:: WHAT TO WORK ON ::
Restate the data below word for word. Skip any images it contains.

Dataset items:
------------------------------

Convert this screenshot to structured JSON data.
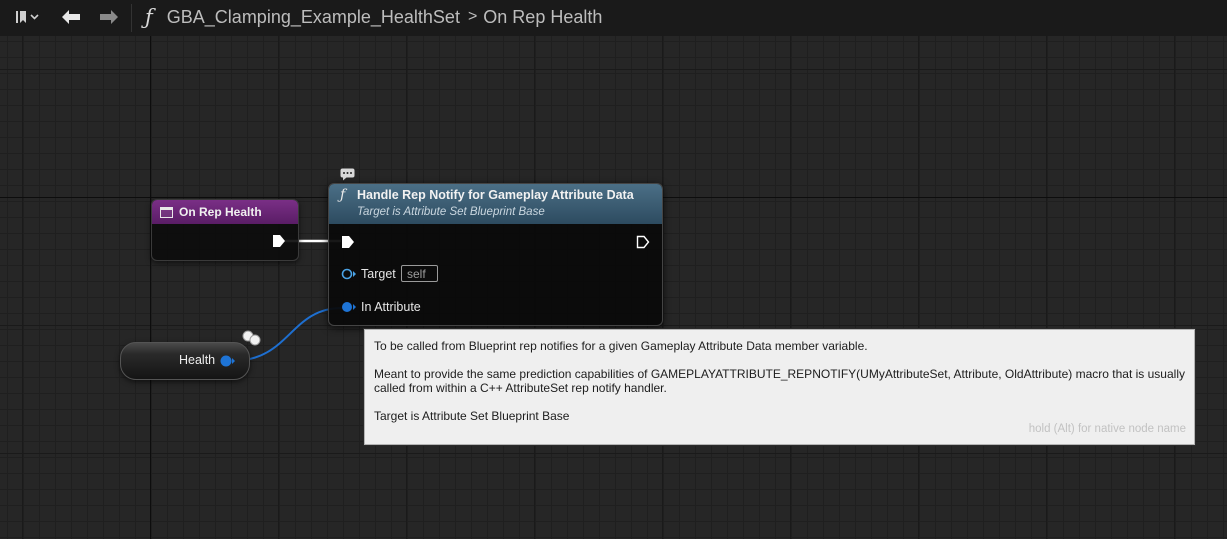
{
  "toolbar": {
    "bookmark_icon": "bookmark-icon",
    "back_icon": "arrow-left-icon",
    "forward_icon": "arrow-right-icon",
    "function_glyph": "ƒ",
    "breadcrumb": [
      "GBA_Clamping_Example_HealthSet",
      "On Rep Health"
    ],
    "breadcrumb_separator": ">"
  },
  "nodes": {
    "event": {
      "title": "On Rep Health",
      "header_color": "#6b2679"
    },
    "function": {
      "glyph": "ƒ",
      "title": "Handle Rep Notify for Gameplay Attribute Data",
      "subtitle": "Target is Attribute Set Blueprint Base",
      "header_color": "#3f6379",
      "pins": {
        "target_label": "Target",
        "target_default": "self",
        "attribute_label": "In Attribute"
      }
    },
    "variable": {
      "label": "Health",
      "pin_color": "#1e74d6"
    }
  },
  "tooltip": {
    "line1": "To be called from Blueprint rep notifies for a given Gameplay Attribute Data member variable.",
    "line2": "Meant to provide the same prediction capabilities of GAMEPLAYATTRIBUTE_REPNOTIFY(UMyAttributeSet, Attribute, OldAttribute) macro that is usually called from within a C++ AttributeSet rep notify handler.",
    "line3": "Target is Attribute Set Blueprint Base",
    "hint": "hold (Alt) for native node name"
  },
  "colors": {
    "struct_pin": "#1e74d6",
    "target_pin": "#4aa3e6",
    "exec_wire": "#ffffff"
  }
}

------------------------------

:: TASK ANSWER ::
Convert this screenshot to structured JSON data.
{
  "toolbar": {
    "bookmark_icon": "bookmark-icon",
    "back_icon": "arrow-left-icon",
    "forward_icon": "arrow-right-icon",
    "function_glyph": "ƒ",
    "breadcrumb": [
      "GBA_Clamping_Example_HealthSet",
      "On Rep Health"
    ],
    "breadcrumb_separator": ">"
  },
  "nodes": {
    "event": {
      "title": "On Rep Health",
      "header_color": "#6b2679"
    },
    "function": {
      "glyph": "ƒ",
      "title": "Handle Rep Notify for Gameplay Attribute Data",
      "subtitle": "Target is Attribute Set Blueprint Base",
      "header_color": "#3f6379",
      "pins": {
        "target_label": "Target",
        "target_default": "self",
        "attribute_label": "In Attribute"
      }
    },
    "variable": {
      "label": "Health",
      "pin_color": "#1e74d6"
    }
  },
  "tooltip": {
    "line1": "To be called from Blueprint rep notifies for a given Gameplay Attribute Data member variable.",
    "line2": "Meant to provide the same prediction capabilities of GAMEPLAYATTRIBUTE_REPNOTIFY(UMyAttributeSet, Attribute, OldAttribute) macro that is usually called from within a C++ AttributeSet rep notify handler.",
    "line3": "Target is Attribute Set Blueprint Base",
    "hint": "hold (Alt) for native node name"
  },
  "colors": {
    "struct_pin": "#1e74d6",
    "target_pin": "#4aa3e6",
    "exec_wire": "#ffffff"
  }
}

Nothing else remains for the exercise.